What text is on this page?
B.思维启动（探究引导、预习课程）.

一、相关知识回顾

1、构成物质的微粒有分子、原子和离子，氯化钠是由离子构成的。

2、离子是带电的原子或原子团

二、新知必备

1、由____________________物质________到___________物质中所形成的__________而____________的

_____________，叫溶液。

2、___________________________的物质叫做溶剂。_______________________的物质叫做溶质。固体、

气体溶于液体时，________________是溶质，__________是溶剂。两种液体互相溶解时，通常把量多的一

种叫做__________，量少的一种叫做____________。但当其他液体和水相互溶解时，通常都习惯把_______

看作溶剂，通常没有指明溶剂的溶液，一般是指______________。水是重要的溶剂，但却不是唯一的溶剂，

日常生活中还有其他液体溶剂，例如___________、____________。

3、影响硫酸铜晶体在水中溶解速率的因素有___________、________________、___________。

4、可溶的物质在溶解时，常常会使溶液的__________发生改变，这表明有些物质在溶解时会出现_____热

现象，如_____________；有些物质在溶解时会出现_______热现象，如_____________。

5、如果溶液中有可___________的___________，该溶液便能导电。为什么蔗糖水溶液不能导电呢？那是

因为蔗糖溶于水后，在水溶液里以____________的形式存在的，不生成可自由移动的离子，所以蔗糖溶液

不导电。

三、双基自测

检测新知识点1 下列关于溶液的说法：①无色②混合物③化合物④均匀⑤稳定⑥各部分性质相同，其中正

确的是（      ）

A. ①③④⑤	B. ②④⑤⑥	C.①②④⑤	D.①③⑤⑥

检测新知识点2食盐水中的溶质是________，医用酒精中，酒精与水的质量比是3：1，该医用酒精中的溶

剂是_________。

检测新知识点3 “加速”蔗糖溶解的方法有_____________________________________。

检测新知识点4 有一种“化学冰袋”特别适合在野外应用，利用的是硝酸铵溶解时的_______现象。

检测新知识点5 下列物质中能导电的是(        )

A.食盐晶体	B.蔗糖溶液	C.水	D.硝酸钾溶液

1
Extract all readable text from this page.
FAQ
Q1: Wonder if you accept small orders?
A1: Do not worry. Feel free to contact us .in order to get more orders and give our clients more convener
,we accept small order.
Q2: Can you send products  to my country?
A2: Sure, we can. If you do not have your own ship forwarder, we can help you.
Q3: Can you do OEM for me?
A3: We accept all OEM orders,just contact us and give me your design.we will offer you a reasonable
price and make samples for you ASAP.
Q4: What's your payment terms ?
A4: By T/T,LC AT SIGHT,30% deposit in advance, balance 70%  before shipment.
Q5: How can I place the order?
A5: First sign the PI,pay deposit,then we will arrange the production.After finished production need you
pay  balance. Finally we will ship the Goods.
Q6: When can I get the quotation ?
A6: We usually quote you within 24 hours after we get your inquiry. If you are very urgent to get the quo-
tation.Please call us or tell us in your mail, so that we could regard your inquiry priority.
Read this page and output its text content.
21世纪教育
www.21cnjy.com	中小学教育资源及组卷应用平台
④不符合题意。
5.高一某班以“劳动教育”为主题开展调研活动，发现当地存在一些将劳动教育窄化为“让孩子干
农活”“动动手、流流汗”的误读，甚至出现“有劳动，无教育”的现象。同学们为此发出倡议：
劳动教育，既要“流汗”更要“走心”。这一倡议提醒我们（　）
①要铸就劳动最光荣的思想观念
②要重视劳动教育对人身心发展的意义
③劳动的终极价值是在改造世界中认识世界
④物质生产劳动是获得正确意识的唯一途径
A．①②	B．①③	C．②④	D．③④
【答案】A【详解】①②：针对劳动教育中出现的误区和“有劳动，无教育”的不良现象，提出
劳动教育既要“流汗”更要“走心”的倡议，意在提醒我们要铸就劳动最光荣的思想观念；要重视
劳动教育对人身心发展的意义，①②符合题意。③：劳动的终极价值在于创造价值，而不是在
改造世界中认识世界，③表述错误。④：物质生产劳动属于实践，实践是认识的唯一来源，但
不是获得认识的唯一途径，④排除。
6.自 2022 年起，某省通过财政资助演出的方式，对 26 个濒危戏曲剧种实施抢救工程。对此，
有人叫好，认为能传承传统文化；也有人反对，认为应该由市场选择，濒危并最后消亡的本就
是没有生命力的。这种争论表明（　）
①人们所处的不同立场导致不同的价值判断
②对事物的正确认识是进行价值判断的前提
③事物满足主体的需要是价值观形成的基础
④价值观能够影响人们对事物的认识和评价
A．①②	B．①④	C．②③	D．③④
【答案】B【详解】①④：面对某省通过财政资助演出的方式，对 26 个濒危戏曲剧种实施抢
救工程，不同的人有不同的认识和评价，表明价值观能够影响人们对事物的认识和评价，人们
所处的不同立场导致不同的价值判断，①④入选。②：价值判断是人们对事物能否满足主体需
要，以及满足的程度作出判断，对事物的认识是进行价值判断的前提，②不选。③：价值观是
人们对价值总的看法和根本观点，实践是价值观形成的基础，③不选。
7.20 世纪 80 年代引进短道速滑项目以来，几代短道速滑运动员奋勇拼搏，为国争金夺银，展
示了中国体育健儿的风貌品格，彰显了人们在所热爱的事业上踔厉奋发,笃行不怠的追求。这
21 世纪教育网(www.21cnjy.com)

***

> _GOAL_
For the listing above, give the number of lines in which the string "What" occurs, and nothing else.

> _TASK SOLUTION_
2